# Exercise aim
Return each line containing "White".

# Stored items
---+---
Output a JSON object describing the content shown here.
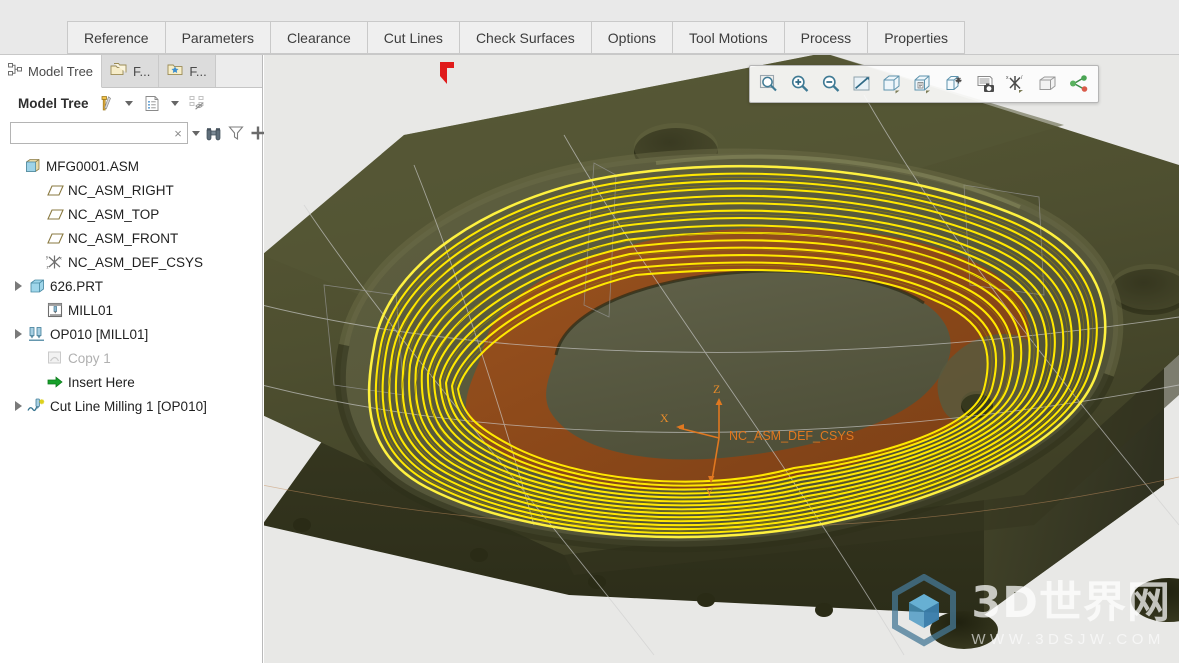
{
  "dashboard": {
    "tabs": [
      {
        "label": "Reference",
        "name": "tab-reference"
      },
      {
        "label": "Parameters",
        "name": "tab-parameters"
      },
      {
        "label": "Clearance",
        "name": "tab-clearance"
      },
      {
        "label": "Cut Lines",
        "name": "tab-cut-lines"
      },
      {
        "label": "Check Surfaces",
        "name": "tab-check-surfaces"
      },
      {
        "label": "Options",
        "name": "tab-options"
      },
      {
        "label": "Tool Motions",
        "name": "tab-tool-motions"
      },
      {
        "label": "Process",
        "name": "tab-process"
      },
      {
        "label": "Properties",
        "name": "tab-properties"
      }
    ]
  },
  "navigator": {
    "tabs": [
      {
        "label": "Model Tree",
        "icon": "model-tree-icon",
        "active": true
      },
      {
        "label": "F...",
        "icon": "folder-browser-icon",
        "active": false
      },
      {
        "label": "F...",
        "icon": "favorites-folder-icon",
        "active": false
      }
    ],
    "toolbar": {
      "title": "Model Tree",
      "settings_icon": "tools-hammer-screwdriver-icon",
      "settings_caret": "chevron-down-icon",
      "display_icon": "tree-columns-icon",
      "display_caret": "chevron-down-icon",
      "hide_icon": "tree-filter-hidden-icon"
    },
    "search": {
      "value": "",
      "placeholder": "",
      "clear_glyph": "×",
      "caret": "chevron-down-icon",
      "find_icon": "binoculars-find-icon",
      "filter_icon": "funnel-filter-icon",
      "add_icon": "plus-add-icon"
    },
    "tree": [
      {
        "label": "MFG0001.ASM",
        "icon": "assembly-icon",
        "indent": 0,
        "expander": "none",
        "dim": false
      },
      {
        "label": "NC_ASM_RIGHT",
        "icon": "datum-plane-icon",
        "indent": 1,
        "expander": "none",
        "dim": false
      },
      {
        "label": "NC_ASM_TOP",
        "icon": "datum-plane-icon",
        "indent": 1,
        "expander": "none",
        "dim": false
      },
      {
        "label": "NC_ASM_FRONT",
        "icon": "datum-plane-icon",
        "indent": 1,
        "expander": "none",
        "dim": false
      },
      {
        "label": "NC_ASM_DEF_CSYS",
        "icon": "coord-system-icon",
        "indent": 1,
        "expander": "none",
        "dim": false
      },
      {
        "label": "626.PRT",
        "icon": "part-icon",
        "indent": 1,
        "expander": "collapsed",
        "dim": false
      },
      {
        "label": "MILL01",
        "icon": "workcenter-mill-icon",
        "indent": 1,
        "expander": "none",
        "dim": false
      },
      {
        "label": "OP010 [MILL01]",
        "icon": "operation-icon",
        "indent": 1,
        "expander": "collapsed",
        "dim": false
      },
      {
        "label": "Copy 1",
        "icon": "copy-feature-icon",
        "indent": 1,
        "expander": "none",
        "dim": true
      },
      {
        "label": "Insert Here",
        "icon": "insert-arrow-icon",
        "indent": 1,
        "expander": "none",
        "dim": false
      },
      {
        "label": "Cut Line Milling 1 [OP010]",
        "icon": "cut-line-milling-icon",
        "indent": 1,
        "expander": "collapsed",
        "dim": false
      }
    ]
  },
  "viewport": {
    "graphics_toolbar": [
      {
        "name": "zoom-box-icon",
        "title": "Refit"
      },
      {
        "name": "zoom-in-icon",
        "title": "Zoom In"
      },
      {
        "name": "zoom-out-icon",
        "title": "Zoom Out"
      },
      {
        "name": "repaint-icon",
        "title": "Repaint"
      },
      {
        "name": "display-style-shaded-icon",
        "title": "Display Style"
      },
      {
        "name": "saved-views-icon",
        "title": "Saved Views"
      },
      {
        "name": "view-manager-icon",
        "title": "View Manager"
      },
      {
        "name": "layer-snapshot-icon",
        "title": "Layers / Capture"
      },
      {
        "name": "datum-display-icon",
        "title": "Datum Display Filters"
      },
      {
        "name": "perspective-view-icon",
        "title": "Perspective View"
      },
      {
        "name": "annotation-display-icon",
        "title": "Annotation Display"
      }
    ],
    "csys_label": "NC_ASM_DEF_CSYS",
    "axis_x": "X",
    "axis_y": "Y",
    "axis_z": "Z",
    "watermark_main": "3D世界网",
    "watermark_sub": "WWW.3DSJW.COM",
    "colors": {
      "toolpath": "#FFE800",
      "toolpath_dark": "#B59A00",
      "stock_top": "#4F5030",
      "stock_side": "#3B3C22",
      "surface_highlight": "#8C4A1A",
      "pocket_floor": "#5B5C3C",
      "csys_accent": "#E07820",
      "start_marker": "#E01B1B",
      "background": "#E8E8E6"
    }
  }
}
---+---
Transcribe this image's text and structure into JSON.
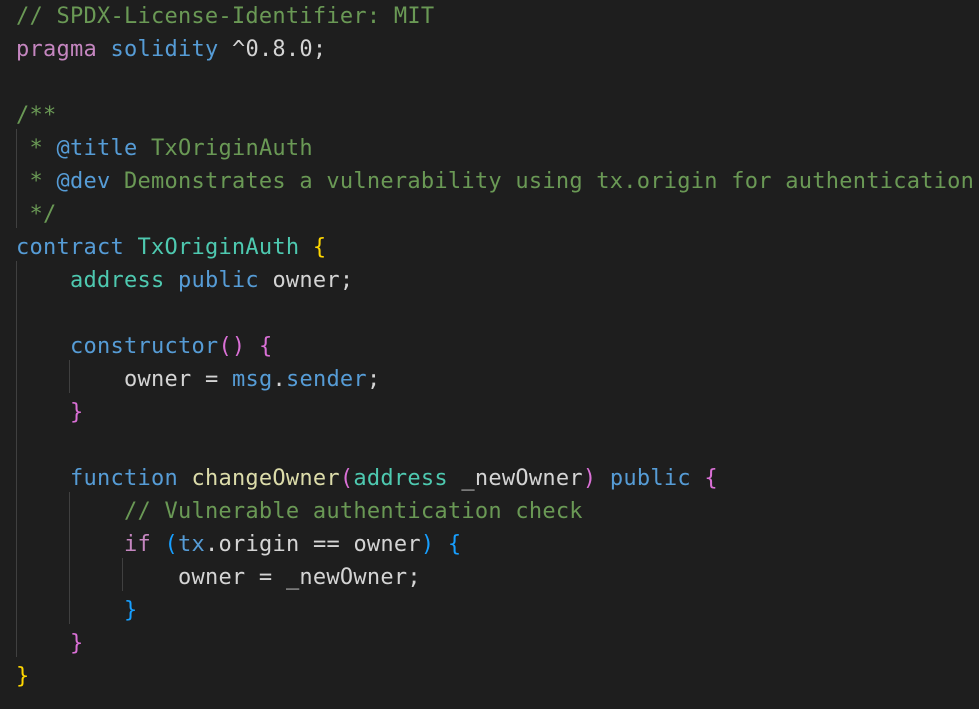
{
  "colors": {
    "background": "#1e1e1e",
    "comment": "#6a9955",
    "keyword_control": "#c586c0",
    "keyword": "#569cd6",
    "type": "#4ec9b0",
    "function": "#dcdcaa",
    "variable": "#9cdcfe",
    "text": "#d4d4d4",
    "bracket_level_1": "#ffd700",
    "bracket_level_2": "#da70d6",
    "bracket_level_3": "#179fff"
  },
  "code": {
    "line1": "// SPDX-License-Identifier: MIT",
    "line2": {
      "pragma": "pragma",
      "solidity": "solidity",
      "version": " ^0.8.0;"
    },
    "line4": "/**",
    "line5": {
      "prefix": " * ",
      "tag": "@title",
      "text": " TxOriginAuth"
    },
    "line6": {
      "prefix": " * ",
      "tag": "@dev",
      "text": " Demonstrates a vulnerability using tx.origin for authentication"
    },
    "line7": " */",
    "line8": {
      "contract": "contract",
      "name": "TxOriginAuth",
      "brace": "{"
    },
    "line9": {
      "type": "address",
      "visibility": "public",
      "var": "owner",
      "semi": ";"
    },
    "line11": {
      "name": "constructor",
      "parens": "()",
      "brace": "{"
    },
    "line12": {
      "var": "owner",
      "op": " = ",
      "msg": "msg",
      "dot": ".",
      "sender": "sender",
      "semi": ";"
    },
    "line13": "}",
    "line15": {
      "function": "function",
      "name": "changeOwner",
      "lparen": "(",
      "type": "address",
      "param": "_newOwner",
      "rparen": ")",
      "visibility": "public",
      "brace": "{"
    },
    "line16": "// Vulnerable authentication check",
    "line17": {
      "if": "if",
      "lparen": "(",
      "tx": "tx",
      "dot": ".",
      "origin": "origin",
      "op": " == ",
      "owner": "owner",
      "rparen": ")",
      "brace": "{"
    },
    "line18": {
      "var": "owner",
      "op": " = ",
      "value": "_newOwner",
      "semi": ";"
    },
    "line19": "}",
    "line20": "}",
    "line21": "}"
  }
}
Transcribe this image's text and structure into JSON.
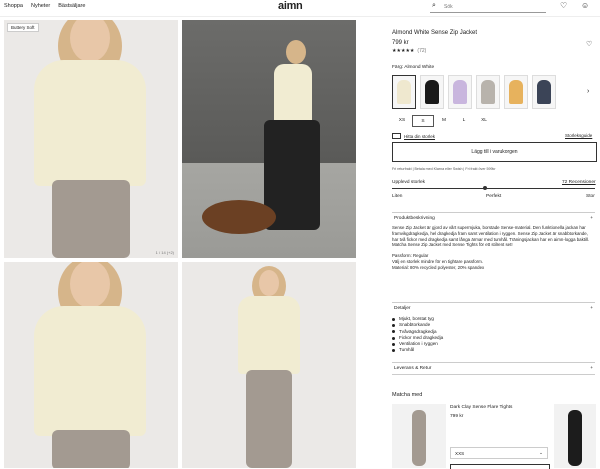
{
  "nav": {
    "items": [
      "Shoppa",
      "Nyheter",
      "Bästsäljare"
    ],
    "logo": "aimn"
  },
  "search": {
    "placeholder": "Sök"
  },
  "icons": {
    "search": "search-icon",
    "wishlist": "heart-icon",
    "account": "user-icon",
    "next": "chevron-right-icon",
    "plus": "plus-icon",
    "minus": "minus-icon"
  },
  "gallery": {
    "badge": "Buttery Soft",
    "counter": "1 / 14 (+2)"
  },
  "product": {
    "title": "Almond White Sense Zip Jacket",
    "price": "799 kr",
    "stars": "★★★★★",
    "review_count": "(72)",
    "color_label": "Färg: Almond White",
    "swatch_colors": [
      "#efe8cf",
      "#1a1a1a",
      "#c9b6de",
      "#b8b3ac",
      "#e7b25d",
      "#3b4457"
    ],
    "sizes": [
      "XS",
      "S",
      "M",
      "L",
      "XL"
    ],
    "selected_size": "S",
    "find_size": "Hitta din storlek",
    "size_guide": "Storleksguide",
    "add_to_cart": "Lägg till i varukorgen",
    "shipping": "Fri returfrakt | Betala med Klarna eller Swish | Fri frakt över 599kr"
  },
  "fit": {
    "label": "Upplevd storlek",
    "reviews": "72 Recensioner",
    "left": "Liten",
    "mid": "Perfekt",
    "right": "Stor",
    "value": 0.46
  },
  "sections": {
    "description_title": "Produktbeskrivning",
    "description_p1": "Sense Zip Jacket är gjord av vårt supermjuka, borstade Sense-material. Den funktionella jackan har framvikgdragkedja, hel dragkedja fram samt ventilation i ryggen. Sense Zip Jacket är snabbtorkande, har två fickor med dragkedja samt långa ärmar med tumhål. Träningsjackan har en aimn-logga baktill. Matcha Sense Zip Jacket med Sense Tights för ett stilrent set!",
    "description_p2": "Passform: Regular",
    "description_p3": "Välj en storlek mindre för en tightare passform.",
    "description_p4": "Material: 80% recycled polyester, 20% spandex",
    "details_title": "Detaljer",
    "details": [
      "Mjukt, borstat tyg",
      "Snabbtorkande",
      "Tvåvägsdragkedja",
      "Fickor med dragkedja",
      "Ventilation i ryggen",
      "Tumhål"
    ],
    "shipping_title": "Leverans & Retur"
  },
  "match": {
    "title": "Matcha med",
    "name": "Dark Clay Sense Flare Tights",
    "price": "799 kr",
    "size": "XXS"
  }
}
---+---
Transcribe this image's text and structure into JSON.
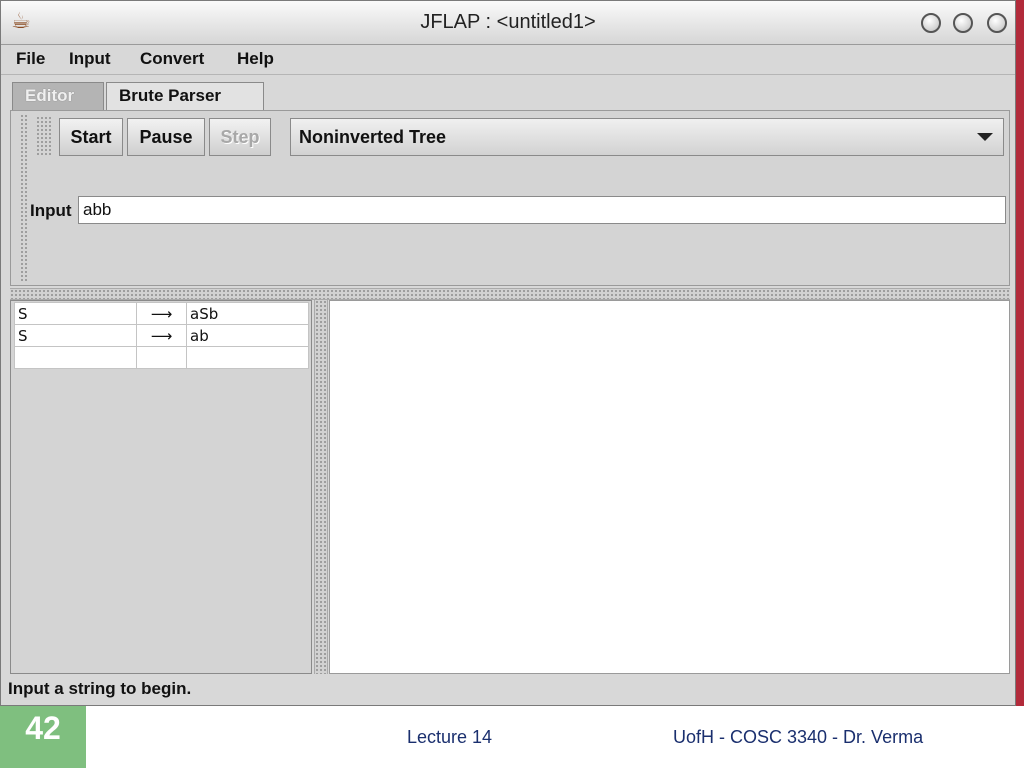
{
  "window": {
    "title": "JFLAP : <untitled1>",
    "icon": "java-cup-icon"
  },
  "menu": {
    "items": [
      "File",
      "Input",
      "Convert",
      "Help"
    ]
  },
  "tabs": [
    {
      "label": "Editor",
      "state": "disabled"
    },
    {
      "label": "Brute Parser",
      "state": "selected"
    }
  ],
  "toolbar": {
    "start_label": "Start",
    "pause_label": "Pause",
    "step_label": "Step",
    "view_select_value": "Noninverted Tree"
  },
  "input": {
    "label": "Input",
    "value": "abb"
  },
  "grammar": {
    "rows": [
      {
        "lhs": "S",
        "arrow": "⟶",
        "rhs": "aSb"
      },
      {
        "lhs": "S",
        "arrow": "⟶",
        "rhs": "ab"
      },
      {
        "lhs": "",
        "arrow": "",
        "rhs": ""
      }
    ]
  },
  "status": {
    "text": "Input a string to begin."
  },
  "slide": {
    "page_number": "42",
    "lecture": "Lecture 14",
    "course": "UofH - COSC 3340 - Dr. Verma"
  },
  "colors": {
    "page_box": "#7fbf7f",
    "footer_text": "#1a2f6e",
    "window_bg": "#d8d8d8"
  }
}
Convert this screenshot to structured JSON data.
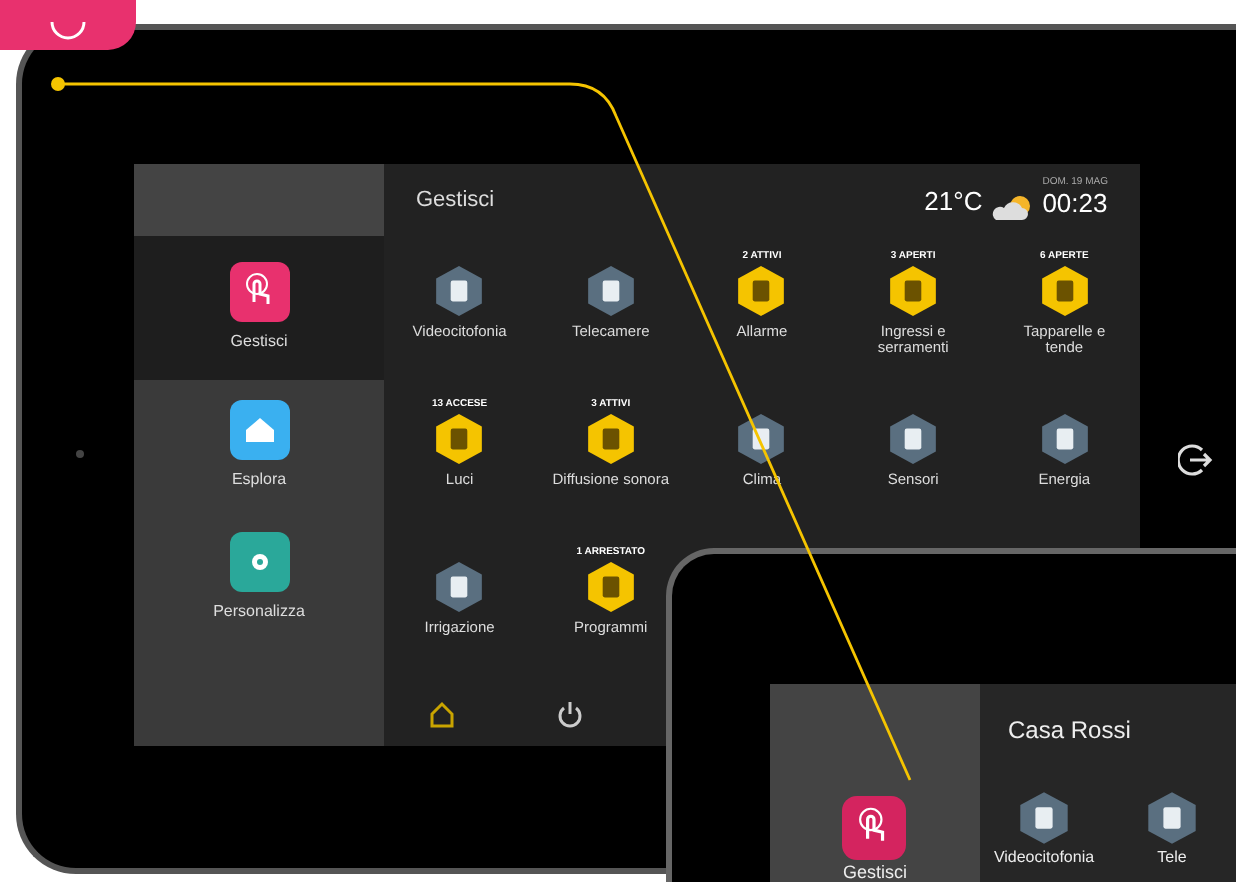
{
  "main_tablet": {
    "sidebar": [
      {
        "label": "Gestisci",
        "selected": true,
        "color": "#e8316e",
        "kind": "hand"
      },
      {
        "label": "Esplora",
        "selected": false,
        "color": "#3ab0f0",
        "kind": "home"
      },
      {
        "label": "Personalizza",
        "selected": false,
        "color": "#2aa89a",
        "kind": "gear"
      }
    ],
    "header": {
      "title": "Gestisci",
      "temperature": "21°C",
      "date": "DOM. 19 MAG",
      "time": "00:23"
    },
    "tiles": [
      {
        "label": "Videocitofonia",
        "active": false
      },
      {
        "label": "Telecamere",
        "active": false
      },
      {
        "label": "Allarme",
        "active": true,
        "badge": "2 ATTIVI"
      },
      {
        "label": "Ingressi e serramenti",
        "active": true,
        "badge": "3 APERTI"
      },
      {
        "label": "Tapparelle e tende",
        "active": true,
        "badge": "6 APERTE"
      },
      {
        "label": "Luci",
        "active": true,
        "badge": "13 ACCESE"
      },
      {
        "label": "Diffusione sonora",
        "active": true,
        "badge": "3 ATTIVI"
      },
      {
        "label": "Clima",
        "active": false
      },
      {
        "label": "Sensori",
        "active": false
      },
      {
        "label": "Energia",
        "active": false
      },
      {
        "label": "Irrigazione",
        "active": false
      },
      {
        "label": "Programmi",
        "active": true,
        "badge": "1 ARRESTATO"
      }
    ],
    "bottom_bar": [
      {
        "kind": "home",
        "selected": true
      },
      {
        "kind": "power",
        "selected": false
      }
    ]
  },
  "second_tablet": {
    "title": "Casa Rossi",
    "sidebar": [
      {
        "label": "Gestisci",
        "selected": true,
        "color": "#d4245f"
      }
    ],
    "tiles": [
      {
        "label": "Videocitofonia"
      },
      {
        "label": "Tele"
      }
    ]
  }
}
---+---
# Task response
    "title": "Almond White Sense Zip Jacket",
    "color_label": "Färg: Almond White",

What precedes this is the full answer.